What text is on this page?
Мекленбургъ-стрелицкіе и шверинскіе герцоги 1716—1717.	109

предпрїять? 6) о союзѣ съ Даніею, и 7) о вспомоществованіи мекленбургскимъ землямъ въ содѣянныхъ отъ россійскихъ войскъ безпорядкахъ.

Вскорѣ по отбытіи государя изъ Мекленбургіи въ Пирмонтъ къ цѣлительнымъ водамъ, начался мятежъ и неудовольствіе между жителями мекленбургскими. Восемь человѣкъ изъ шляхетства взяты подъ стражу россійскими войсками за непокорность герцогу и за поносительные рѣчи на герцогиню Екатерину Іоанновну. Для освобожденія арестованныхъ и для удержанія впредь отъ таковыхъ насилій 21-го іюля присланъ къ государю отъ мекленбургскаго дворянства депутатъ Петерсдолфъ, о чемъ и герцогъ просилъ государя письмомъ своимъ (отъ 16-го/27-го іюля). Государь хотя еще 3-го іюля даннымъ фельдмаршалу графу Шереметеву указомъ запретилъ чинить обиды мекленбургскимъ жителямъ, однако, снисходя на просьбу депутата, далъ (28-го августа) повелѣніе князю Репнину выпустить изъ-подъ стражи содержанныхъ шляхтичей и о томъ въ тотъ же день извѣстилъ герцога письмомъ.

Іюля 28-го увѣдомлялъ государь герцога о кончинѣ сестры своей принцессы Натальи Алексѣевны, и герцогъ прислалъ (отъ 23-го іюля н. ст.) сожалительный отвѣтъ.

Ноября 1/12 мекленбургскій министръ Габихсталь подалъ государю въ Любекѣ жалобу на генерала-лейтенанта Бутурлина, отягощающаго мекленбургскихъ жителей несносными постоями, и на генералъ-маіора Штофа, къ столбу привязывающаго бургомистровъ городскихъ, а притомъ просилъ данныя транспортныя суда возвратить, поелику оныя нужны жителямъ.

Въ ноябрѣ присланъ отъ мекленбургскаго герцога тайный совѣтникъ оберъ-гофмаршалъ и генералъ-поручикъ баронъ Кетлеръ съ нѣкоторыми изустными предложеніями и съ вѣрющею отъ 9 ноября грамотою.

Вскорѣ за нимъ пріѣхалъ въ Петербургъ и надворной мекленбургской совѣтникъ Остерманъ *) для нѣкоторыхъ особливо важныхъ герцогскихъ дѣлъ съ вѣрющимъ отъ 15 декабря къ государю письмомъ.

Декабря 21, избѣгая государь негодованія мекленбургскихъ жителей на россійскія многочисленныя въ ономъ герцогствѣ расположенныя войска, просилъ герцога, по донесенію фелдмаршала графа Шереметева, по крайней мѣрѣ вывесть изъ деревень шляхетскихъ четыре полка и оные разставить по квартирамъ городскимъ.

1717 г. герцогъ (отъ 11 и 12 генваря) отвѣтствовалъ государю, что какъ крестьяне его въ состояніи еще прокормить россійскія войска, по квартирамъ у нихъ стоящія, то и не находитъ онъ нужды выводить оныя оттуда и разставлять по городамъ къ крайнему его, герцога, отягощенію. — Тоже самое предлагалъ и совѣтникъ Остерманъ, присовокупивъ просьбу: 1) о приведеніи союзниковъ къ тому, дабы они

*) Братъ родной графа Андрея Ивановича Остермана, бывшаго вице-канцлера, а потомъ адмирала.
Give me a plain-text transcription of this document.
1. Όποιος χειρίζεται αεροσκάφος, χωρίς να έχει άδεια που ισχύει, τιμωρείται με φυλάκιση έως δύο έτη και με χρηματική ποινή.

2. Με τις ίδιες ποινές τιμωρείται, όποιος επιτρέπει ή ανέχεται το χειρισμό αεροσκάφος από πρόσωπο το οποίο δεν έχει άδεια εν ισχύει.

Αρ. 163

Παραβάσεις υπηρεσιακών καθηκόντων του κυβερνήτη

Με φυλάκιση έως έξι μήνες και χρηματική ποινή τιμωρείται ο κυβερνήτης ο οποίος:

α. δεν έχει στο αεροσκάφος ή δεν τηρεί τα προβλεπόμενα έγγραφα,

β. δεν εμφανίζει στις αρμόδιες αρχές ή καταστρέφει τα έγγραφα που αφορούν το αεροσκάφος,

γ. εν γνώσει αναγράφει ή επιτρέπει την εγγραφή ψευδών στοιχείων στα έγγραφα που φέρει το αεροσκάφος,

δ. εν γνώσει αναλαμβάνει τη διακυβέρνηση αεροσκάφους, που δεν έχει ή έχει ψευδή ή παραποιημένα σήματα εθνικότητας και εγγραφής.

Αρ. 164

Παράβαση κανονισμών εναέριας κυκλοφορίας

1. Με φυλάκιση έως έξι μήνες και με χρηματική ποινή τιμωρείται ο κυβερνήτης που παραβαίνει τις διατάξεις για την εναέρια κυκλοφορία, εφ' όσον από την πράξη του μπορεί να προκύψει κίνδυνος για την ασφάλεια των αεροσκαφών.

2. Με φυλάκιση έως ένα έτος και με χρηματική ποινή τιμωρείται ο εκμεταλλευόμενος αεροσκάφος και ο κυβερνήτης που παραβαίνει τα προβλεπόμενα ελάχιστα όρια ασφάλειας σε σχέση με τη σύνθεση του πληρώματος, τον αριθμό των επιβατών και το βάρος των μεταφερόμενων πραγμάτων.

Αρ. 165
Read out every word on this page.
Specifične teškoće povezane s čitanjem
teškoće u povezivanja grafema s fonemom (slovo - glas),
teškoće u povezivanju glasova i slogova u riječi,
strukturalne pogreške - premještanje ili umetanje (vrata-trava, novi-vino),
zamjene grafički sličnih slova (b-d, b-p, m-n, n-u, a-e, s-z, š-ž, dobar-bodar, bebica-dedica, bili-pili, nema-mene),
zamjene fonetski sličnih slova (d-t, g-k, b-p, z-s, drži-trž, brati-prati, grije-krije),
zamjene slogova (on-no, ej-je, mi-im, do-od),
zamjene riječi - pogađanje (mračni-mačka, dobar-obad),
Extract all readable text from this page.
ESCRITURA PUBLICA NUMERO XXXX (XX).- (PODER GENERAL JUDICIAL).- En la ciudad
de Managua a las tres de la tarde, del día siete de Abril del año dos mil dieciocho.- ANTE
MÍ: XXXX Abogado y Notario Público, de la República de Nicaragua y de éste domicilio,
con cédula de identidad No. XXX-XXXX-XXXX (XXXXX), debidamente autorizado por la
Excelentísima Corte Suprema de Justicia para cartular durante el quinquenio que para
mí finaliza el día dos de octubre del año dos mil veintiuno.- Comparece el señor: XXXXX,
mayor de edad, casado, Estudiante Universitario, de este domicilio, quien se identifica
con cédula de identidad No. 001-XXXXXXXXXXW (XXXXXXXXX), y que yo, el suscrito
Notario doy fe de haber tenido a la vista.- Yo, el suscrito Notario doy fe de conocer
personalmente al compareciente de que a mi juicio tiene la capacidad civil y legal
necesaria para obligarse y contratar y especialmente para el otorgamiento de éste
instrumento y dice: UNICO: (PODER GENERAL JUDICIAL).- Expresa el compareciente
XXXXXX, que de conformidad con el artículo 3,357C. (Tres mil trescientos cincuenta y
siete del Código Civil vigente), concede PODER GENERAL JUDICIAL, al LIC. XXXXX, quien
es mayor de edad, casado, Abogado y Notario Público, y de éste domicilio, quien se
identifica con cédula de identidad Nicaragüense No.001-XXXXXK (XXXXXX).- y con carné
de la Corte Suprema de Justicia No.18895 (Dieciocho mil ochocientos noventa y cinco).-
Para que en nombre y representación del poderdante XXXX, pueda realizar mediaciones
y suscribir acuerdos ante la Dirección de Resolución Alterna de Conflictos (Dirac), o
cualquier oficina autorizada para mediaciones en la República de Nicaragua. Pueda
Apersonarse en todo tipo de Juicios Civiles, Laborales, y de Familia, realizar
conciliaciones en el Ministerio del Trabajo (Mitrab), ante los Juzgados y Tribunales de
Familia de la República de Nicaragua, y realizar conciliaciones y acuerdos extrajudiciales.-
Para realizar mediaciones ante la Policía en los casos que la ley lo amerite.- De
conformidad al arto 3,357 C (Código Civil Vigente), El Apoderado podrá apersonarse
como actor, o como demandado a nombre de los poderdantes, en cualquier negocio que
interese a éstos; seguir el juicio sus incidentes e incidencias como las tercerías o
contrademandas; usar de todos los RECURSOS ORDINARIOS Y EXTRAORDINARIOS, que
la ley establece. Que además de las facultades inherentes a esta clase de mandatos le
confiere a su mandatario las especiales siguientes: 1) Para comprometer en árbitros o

== == ==

WHAT IS ASKED >>
Tally the lines of the data that hold the string "άδεια". Answer with the number and nothing more.

TASK SOLUTION >>
2